GIVEN TASK
Quote all entries exactly, leaving pictures aside.

RECORDS SHOWN
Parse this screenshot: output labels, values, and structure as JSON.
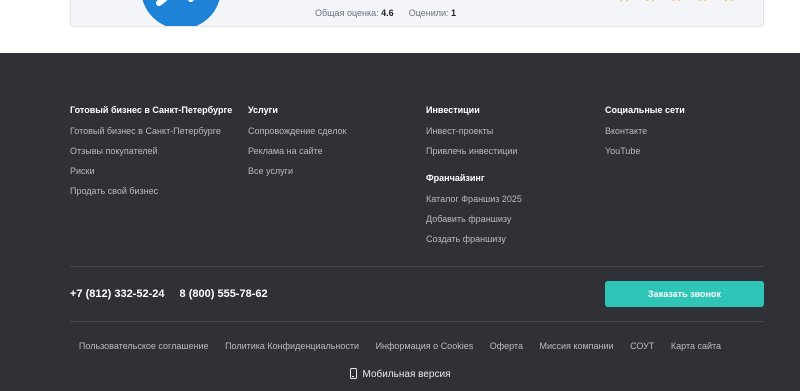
{
  "card": {
    "rating_label": "Общая оценка:",
    "rating_value": "4.6",
    "votes_label": "Оценили:",
    "votes_value": "1",
    "stars": 5,
    "star_color": "#f5c24a",
    "logo_color": "#1e83d6"
  },
  "footer": {
    "columns": [
      {
        "title": "Готовый бизнес в Санкт-Петербурге",
        "links": [
          "Готовый бизнес в Санкт-Петербурге",
          "Отзывы покупателей",
          "Риски",
          "Продать свой бизнес"
        ]
      },
      {
        "title": "Услуги",
        "links": [
          "Сопровождение сделок",
          "Реклама на сайте",
          "Все услуги"
        ]
      },
      {
        "title": "Инвестиции",
        "links": [
          "Инвест-проекты",
          "Привлечь инвестиции"
        ],
        "sub_title": "Франчайзинг",
        "sub_links": [
          "Каталог Франшиз 2025",
          "Добавить франшизу",
          "Создать франшизу"
        ]
      },
      {
        "title": "Социальные сети",
        "links": [
          "Вконтакте",
          "YouTube"
        ]
      }
    ],
    "phones": [
      "+7 (812) 332-52-24",
      "8 (800) 555-78-62"
    ],
    "call_button": "Заказать звонок",
    "bottom_links": [
      "Пользовательское соглашение",
      "Политика Конфиденциальности",
      "Информация о Cookies",
      "Оферта",
      "Миссия компании",
      "СОУТ",
      "Карта сайта"
    ],
    "mobile_version": "Мобильная версия",
    "colors": {
      "background": "#2f3137",
      "accent": "#2ec5b6"
    }
  }
}
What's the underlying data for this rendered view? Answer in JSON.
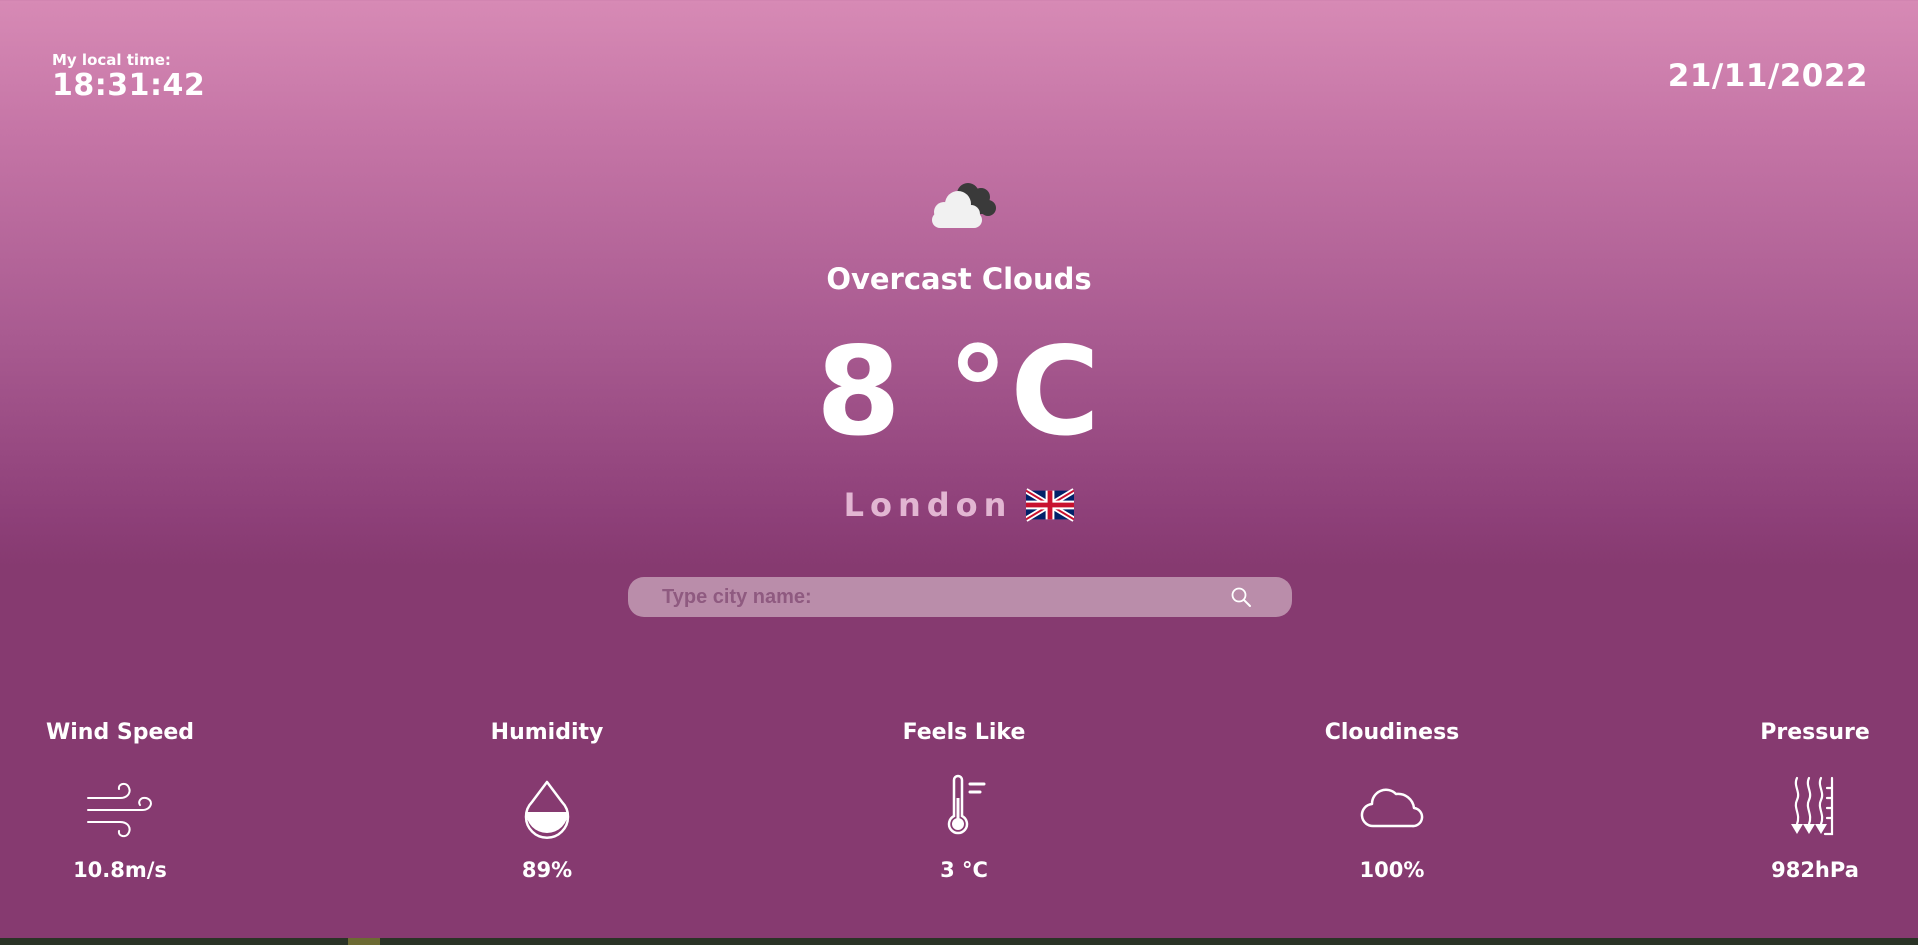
{
  "header": {
    "local_time_label": "My local time:",
    "local_time": "18:31:42",
    "date": "21/11/2022"
  },
  "current": {
    "icon": "overcast-clouds-icon",
    "description": "Overcast Clouds",
    "temperature": "8 °C",
    "city": "London",
    "country_flag": "uk-flag-icon"
  },
  "search": {
    "placeholder": "Type city name:",
    "value": "",
    "icon": "search-icon"
  },
  "metrics": [
    {
      "label": "Wind Speed",
      "icon": "wind-icon",
      "value": "10.8m/s"
    },
    {
      "label": "Humidity",
      "icon": "water-drop-icon",
      "value": "89%"
    },
    {
      "label": "Feels Like",
      "icon": "thermometer-icon",
      "value": "3 °C"
    },
    {
      "label": "Cloudiness",
      "icon": "cloud-icon",
      "value": "100%"
    },
    {
      "label": "Pressure",
      "icon": "pressure-icon",
      "value": "982hPa"
    }
  ],
  "colors": {
    "background_top": "#d78ab5",
    "background_bottom": "#863a70",
    "search_bg": "#ba8daa",
    "city_text": "#e2b6d2"
  }
}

RESPONSE BELOW
Parse this screenshot: output labels, values, and structure as JSON.
{
  "card": {
    "rating_label": "Общая оценка:",
    "rating_value": "4.6",
    "votes_label": "Оценили:",
    "votes_value": "1",
    "stars": 5,
    "star_color": "#f5c24a",
    "logo_color": "#1e83d6"
  },
  "footer": {
    "columns": [
      {
        "title": "Готовый бизнес в Санкт-Петербурге",
        "links": [
          "Готовый бизнес в Санкт-Петербурге",
          "Отзывы покупателей",
          "Риски",
          "Продать свой бизнес"
        ]
      },
      {
        "title": "Услуги",
        "links": [
          "Сопровождение сделок",
          "Реклама на сайте",
          "Все услуги"
        ]
      },
      {
        "title": "Инвестиции",
        "links": [
          "Инвест-проекты",
          "Привлечь инвестиции"
        ],
        "sub_title": "Франчайзинг",
        "sub_links": [
          "Каталог Франшиз 2025",
          "Добавить франшизу",
          "Создать франшизу"
        ]
      },
      {
        "title": "Социальные сети",
        "links": [
          "Вконтакте",
          "YouTube"
        ]
      }
    ],
    "phones": [
      "+7 (812) 332-52-24",
      "8 (800) 555-78-62"
    ],
    "call_button": "Заказать звонок",
    "bottom_links": [
      "Пользовательское соглашение",
      "Политика Конфиденциальности",
      "Информация о Cookies",
      "Оферта",
      "Миссия компании",
      "СОУТ",
      "Карта сайта"
    ],
    "mobile_version": "Мобильная версия",
    "colors": {
      "background": "#2f3137",
      "accent": "#2ec5b6"
    }
  }
}
What's the underlying data for this rendered view? Answer in JSON.
{
  "header": {
    "local_time_label": "My local time:",
    "local_time": "18:31:42",
    "date": "21/11/2022"
  },
  "current": {
    "icon": "overcast-clouds-icon",
    "description": "Overcast Clouds",
    "temperature": "8 °C",
    "city": "London",
    "country_flag": "uk-flag-icon"
  },
  "search": {
    "placeholder": "Type city name:",
    "value": "",
    "icon": "search-icon"
  },
  "metrics": [
    {
      "label": "Wind Speed",
      "icon": "wind-icon",
      "value": "10.8m/s"
    },
    {
      "label": "Humidity",
      "icon": "water-drop-icon",
      "value": "89%"
    },
    {
      "label": "Feels Like",
      "icon": "thermometer-icon",
      "value": "3 °C"
    },
    {
      "label": "Cloudiness",
      "icon": "cloud-icon",
      "value": "100%"
    },
    {
      "label": "Pressure",
      "icon": "pressure-icon",
      "value": "982hPa"
    }
  ],
  "colors": {
    "background_top": "#d78ab5",
    "background_bottom": "#863a70",
    "search_bg": "#ba8daa",
    "city_text": "#e2b6d2"
  }
}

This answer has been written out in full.